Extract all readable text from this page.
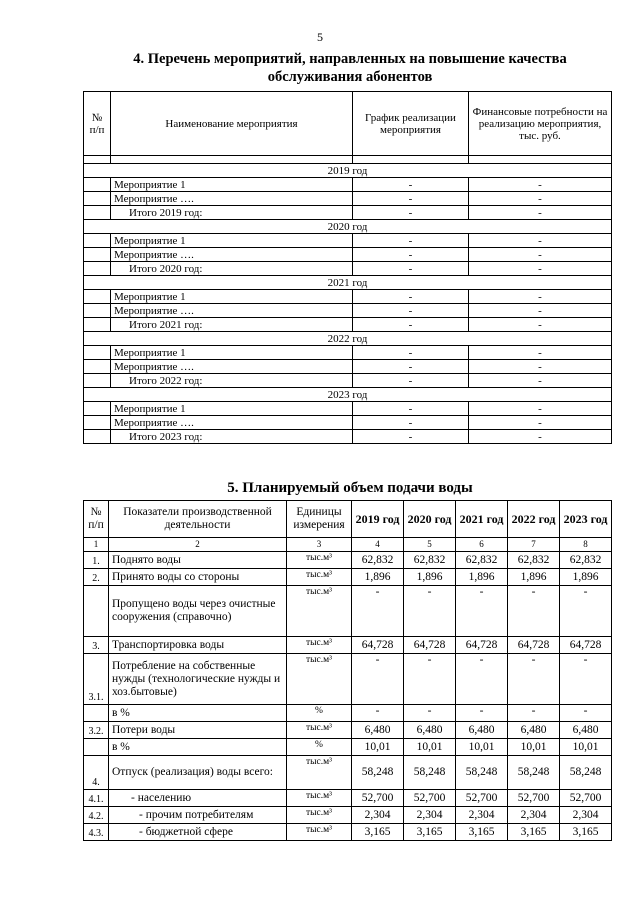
5
4. Перечень мероприятий, направленных на повышение качества
обслуживания абонентов
№ п/п	Наименование мероприятия	График реализации мероприятия	Финансовые потребности на реализацию мероприятия, тыс. руб.

2019 год			
	Мероприятие 1	-	-
	Мероприятие ….	-	-
	Итого 2019 год:	-	-
2020 год			
	Мероприятие 1	-	-
	Мероприятие ….	-	-
	Итого 2020 год:	-	-
2021 год			
	Мероприятие 1	-	-
	Мероприятие ….	-	-
	Итого 2021 год:	-	-
2022 год			
	Мероприятие 1	-	-
	Мероприятие ….	-	-
	Итого 2022 год:	-	-
2023 год			
	Мероприятие 1	-	-
	Мероприятие ….	-	-
	Итого 2023 год:	-	-
5. Планируемый объем подачи воды
№ п/п	Показатели производственной деятельности	Единицы измерения	2019 год	2020 год	2021 год	2022 год	2023 год
1	2	3	4	5	6	7	8
1.	Поднято воды	тыс.м³	62,832	62,832	62,832	62,832	62,832
2.	Принято воды со стороны	тыс.м³	1,896	1,896	1,896	1,896	1,896
	Пропущено воды через очистные сооружения (справочно)	тыс.м³	-	-	-	-	-
3.	Транспортировка воды	тыс.м³	64,728	64,728	64,728	64,728	64,728
3.1.	Потребление на собственные нужды (технологические нужды и хоз.бытовые)	тыс.м³	-	-	-	-	-
	в %	%	-	-	-	-	-
3.2.	Потери воды	тыс.м³	6,480	6,480	6,480	6,480	6,480
	в %	%	10,01	10,01	10,01	10,01	10,01
4.	Отпуск (реализация) воды всего:	тыс.м³	58,248	58,248	58,248	58,248	58,248
4.1.	- населению	тыс.м³	52,700	52,700	52,700	52,700	52,700
4.2.	- прочим потребителям	тыс.м³	2,304	2,304	2,304	2,304	2,304
4.3.	- бюджетной сфере	тыс.м³	3,165	3,165	3,165	3,165	3,165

--*--

### INSTRUCTION
Transcribe the full listing above exactly, with the images removed.

### OUTPUT FOR THIS EXERCISE
Extract all readable text from this page.
5
4. Перечень мероприятий, направленных на повышение качества
обслуживания абонентов
№ п/п	Наименование мероприятия	График реализации мероприятия	Финансовые потребности на реализацию мероприятия, тыс. руб.

2019 год			
	Мероприятие 1	-	-
	Мероприятие ….	-	-
	Итого 2019 год:	-	-
2020 год			
	Мероприятие 1	-	-
	Мероприятие ….	-	-
	Итого 2020 год:	-	-
2021 год			
	Мероприятие 1	-	-
	Мероприятие ….	-	-
	Итого 2021 год:	-	-
2022 год			
	Мероприятие 1	-	-
	Мероприятие ….	-	-
	Итого 2022 год:	-	-
2023 год			
	Мероприятие 1	-	-
	Мероприятие ….	-	-
	Итого 2023 год:	-	-
5. Планируемый объем подачи воды
№ п/п	Показатели производственной деятельности	Единицы измерения	2019 год	2020 год	2021 год	2022 год	2023 год
1	2	3	4	5	6	7	8
1.	Поднято воды	тыс.м³	62,832	62,832	62,832	62,832	62,832
2.	Принято воды со стороны	тыс.м³	1,896	1,896	1,896	1,896	1,896
	Пропущено воды через очистные сооружения (справочно)	тыс.м³	-	-	-	-	-
3.	Транспортировка воды	тыс.м³	64,728	64,728	64,728	64,728	64,728
3.1.	Потребление на собственные нужды (технологические нужды и хоз.бытовые)	тыс.м³	-	-	-	-	-
	в %	%	-	-	-	-	-
3.2.	Потери воды	тыс.м³	6,480	6,480	6,480	6,480	6,480
	в %	%	10,01	10,01	10,01	10,01	10,01
4.	Отпуск (реализация) воды всего:	тыс.м³	58,248	58,248	58,248	58,248	58,248
4.1.	- населению	тыс.м³	52,700	52,700	52,700	52,700	52,700
4.2.	- прочим потребителям	тыс.м³	2,304	2,304	2,304	2,304	2,304
4.3.	- бюджетной сфере	тыс.м³	3,165	3,165	3,165	3,165	3,165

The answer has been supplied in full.